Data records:
-=-=-=-=-

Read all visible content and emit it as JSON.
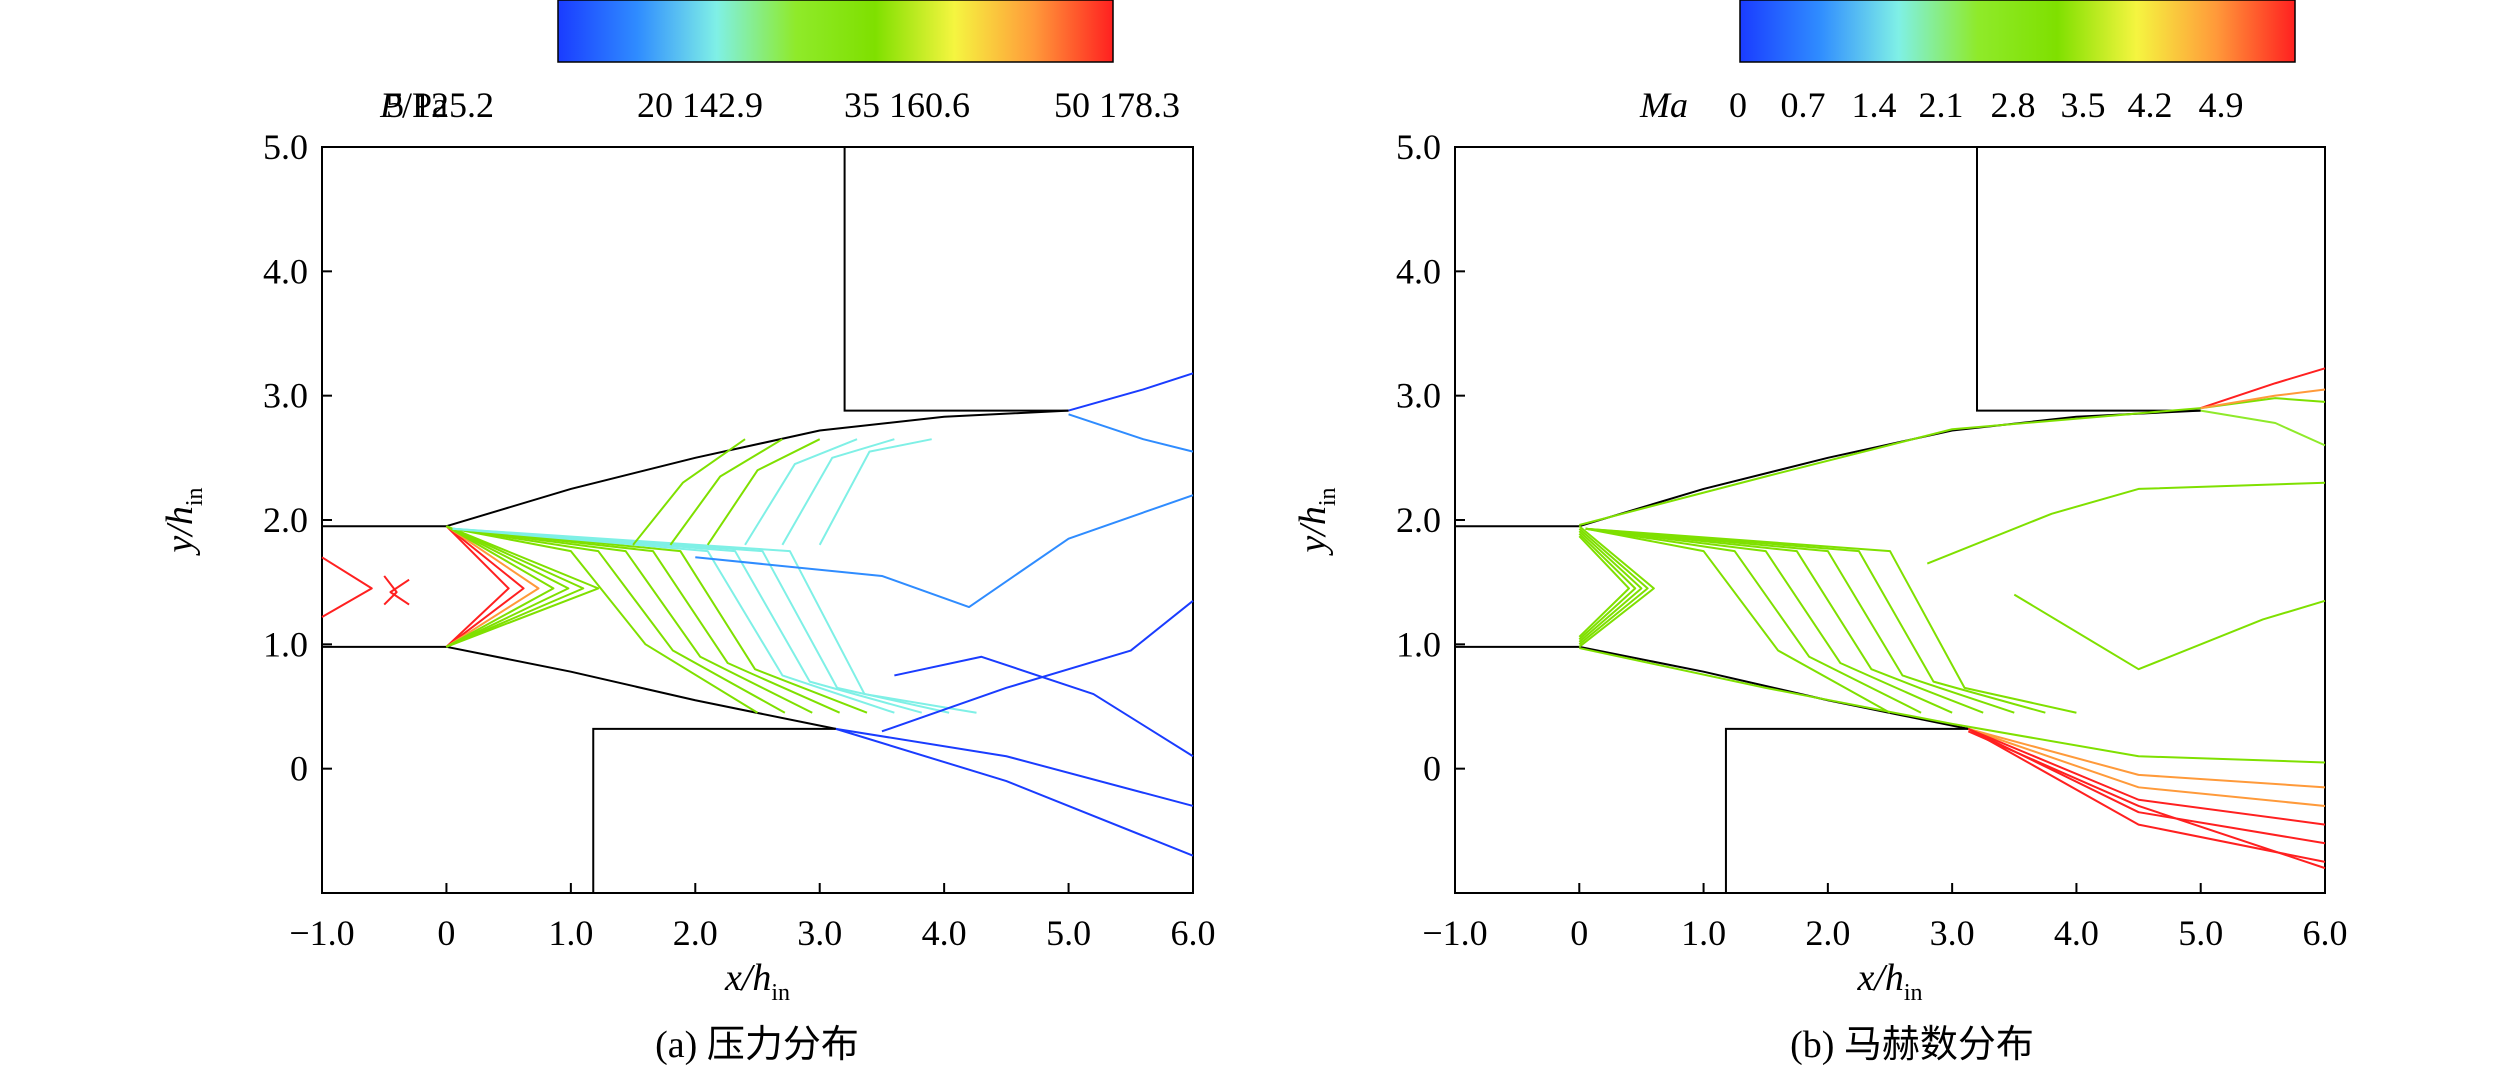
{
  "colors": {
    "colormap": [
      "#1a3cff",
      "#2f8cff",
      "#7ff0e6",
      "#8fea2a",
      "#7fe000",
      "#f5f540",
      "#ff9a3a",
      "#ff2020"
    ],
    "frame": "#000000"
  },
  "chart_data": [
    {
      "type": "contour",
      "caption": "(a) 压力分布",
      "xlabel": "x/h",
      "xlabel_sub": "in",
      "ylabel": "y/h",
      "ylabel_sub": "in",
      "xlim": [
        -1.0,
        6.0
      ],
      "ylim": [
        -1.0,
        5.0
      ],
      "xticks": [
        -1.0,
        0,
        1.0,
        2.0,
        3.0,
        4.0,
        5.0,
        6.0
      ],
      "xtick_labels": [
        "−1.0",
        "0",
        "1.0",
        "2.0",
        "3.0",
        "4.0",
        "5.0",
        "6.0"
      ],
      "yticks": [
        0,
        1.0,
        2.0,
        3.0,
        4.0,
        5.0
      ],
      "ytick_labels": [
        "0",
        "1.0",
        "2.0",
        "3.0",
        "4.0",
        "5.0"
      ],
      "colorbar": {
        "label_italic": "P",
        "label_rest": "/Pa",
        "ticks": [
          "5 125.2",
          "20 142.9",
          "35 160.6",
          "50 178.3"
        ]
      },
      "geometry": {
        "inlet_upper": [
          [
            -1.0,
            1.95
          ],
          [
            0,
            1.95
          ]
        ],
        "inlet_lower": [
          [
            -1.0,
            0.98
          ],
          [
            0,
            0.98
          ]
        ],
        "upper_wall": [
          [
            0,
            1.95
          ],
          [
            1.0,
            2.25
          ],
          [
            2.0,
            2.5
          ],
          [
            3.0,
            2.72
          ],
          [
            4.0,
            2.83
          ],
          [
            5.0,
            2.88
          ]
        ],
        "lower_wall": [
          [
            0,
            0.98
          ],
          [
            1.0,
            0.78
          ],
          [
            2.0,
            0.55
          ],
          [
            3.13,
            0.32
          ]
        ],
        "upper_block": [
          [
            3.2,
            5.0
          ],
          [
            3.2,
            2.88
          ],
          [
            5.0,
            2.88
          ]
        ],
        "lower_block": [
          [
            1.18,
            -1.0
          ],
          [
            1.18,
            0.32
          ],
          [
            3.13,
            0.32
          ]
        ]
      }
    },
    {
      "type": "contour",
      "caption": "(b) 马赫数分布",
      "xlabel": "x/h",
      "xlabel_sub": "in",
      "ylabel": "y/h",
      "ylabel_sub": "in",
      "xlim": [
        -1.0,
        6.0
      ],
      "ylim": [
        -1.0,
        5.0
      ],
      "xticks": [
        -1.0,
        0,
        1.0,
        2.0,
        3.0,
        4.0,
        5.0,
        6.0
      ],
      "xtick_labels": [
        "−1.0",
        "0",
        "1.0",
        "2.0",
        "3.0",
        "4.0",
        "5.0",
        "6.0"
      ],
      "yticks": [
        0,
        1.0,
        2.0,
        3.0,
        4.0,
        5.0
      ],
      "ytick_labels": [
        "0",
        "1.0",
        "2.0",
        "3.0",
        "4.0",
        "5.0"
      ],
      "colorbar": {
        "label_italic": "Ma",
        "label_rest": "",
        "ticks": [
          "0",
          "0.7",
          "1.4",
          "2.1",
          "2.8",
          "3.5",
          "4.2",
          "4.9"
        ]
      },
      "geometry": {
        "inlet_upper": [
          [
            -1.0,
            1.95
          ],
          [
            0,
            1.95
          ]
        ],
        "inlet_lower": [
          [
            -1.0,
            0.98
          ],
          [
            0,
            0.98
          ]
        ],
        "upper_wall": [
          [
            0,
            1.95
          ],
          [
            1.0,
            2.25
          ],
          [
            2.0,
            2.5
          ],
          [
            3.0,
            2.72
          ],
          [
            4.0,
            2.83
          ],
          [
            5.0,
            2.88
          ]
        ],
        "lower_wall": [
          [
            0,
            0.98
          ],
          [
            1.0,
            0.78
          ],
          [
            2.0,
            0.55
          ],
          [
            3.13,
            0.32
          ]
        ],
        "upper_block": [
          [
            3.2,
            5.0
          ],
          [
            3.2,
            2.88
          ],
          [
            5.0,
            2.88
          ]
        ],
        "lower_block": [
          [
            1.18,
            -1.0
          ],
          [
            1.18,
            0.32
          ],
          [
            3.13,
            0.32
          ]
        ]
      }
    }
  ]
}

-=-=-=-=-

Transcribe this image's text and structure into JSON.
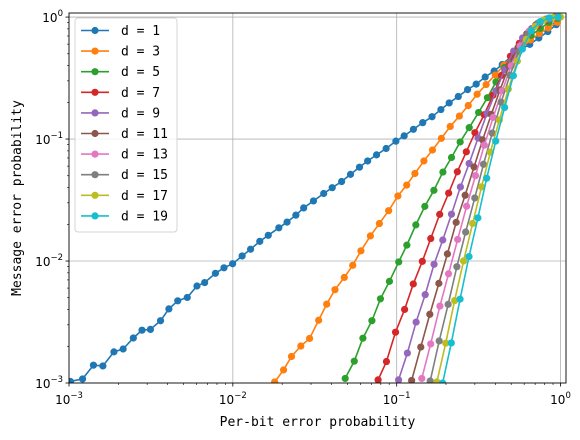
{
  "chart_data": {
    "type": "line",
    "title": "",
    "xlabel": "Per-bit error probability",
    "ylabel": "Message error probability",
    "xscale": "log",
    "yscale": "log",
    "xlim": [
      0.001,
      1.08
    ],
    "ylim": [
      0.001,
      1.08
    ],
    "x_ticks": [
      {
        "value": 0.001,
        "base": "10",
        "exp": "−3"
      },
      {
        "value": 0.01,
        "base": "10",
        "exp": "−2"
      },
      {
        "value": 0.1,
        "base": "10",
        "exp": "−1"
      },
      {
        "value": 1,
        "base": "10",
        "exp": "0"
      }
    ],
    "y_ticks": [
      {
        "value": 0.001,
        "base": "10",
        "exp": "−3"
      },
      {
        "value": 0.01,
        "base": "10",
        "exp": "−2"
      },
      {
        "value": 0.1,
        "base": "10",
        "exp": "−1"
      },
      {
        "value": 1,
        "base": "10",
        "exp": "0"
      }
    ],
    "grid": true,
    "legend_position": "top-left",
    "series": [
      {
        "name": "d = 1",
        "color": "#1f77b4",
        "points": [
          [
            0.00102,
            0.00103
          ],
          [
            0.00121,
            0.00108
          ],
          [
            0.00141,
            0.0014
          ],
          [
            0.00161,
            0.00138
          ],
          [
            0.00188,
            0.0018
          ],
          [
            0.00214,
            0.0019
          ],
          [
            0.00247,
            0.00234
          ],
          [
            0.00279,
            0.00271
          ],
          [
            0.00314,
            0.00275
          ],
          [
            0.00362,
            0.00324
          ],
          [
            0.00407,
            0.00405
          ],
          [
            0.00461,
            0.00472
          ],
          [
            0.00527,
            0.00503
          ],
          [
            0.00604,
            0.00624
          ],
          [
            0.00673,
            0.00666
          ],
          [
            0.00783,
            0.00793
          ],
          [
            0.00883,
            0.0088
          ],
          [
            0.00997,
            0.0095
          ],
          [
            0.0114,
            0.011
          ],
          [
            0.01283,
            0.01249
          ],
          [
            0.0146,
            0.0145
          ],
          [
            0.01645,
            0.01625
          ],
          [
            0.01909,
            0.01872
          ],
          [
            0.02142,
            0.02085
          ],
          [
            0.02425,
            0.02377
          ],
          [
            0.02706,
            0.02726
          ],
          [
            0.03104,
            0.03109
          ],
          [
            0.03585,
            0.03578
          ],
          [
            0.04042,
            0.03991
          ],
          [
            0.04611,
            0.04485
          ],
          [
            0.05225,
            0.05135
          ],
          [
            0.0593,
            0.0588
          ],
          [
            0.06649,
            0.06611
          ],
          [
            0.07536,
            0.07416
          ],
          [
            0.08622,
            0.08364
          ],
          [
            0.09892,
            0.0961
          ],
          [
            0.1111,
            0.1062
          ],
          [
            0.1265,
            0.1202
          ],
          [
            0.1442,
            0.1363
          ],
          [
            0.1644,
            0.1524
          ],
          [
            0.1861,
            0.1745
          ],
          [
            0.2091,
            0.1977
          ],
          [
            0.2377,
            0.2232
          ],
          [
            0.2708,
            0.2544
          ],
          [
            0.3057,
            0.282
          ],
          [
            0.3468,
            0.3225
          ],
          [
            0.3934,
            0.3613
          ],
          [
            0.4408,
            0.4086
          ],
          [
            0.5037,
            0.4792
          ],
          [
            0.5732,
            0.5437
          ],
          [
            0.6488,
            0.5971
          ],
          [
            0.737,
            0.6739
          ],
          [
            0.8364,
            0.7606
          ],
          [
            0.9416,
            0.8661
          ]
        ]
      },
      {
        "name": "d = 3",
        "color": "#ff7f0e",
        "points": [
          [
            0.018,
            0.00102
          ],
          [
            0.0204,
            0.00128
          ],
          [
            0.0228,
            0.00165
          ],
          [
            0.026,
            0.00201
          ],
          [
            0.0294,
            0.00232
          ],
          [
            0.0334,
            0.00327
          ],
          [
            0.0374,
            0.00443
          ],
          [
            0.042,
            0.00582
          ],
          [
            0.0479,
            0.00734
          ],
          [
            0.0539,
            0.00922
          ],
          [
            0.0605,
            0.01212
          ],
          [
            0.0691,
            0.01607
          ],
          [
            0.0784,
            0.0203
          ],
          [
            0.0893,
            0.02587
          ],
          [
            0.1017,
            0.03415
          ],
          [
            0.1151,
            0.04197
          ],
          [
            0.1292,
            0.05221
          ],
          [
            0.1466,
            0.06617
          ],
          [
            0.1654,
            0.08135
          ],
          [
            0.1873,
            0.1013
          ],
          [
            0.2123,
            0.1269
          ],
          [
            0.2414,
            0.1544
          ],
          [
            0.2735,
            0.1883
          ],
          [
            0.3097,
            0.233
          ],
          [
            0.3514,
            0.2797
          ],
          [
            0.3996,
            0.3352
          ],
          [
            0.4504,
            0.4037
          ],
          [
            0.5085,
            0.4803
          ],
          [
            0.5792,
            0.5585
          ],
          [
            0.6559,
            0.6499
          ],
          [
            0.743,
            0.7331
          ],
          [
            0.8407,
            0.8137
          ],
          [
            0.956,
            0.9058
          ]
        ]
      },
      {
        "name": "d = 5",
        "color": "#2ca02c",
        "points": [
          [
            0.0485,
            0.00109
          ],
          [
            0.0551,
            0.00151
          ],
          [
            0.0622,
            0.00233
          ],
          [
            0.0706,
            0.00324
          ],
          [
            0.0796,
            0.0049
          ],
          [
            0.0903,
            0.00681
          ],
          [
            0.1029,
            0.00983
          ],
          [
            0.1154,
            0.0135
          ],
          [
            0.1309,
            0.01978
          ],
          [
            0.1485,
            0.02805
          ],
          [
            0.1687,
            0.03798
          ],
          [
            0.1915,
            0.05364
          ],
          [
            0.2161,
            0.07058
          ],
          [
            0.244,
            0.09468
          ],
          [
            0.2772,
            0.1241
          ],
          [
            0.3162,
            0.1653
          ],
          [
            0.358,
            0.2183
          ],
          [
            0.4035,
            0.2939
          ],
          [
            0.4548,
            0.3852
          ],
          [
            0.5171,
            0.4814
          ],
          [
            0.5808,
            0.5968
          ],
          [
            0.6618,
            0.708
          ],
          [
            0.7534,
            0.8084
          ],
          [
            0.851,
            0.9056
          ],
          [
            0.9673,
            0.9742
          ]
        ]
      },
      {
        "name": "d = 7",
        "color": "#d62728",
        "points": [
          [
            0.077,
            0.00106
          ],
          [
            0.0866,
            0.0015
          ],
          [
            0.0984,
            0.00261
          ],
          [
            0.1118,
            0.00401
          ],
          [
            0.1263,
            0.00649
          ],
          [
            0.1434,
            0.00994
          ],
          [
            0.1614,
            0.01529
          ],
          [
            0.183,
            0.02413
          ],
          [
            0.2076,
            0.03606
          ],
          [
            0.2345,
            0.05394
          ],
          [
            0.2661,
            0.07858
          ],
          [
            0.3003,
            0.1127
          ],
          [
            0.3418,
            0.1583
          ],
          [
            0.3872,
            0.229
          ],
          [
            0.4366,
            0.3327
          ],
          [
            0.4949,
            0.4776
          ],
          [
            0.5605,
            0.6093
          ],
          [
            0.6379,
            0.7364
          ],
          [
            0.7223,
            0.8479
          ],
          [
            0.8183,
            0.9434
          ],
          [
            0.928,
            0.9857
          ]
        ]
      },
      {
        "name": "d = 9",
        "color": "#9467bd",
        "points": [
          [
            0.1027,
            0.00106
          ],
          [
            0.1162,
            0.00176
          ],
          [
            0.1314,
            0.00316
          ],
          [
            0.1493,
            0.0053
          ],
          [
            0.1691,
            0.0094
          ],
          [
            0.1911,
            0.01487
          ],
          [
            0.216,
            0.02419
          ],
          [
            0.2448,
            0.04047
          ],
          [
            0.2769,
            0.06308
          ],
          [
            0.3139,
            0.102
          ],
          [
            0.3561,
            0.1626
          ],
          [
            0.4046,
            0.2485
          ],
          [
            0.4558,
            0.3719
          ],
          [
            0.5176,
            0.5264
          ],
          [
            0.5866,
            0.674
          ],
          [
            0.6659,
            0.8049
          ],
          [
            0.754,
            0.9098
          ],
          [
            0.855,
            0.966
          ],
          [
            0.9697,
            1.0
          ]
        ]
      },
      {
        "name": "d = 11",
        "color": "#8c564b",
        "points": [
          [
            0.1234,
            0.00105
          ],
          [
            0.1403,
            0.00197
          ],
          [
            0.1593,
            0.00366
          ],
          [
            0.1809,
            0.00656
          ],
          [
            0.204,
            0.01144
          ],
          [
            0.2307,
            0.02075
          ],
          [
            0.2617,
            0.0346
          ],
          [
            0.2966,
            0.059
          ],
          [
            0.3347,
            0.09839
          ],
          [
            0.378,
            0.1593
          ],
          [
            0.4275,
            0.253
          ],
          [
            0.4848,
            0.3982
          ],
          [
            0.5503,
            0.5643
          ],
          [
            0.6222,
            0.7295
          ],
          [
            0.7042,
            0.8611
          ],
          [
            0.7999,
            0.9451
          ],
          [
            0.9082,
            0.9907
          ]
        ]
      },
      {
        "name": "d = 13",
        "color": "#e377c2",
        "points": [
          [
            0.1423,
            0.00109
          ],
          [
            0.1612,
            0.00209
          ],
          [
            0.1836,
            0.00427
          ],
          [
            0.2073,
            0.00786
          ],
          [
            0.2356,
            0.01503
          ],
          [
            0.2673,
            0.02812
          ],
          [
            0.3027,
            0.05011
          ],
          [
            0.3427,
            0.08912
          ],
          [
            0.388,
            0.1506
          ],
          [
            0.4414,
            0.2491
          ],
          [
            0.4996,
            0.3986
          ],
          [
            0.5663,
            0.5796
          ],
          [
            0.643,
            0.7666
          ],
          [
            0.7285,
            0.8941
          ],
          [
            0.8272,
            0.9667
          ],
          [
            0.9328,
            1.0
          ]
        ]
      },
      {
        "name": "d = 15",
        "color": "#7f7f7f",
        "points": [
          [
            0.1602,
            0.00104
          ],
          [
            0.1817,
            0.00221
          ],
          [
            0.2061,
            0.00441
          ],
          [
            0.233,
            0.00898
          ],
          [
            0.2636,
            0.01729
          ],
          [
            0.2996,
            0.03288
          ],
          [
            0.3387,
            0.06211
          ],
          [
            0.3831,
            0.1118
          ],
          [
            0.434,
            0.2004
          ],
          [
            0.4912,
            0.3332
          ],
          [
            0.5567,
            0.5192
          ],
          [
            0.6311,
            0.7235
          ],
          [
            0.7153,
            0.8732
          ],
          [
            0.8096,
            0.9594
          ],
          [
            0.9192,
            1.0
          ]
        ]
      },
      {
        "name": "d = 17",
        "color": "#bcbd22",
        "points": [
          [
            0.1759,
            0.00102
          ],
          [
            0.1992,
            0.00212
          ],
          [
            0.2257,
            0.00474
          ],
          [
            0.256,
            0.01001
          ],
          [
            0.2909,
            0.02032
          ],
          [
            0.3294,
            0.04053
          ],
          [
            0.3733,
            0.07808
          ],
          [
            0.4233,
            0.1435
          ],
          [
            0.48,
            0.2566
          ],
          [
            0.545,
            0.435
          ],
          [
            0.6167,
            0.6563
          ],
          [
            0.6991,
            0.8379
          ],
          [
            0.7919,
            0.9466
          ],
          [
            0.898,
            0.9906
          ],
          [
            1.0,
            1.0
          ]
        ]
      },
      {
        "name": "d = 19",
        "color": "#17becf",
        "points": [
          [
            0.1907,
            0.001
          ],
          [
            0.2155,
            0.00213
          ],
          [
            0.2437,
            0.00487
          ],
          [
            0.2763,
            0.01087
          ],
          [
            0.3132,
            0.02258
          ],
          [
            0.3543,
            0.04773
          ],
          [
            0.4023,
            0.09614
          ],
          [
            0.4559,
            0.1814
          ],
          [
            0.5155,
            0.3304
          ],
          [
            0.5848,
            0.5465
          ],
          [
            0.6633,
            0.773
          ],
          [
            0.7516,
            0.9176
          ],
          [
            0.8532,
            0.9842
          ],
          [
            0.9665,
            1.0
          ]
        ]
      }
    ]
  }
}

-=-=-=-=-

* [Description of the task]: Copy every line of the data that holds the string "probability".

* [Full output]:
    "xlabel": "Per-bit error probability",
    "ylabel": "Message error probability",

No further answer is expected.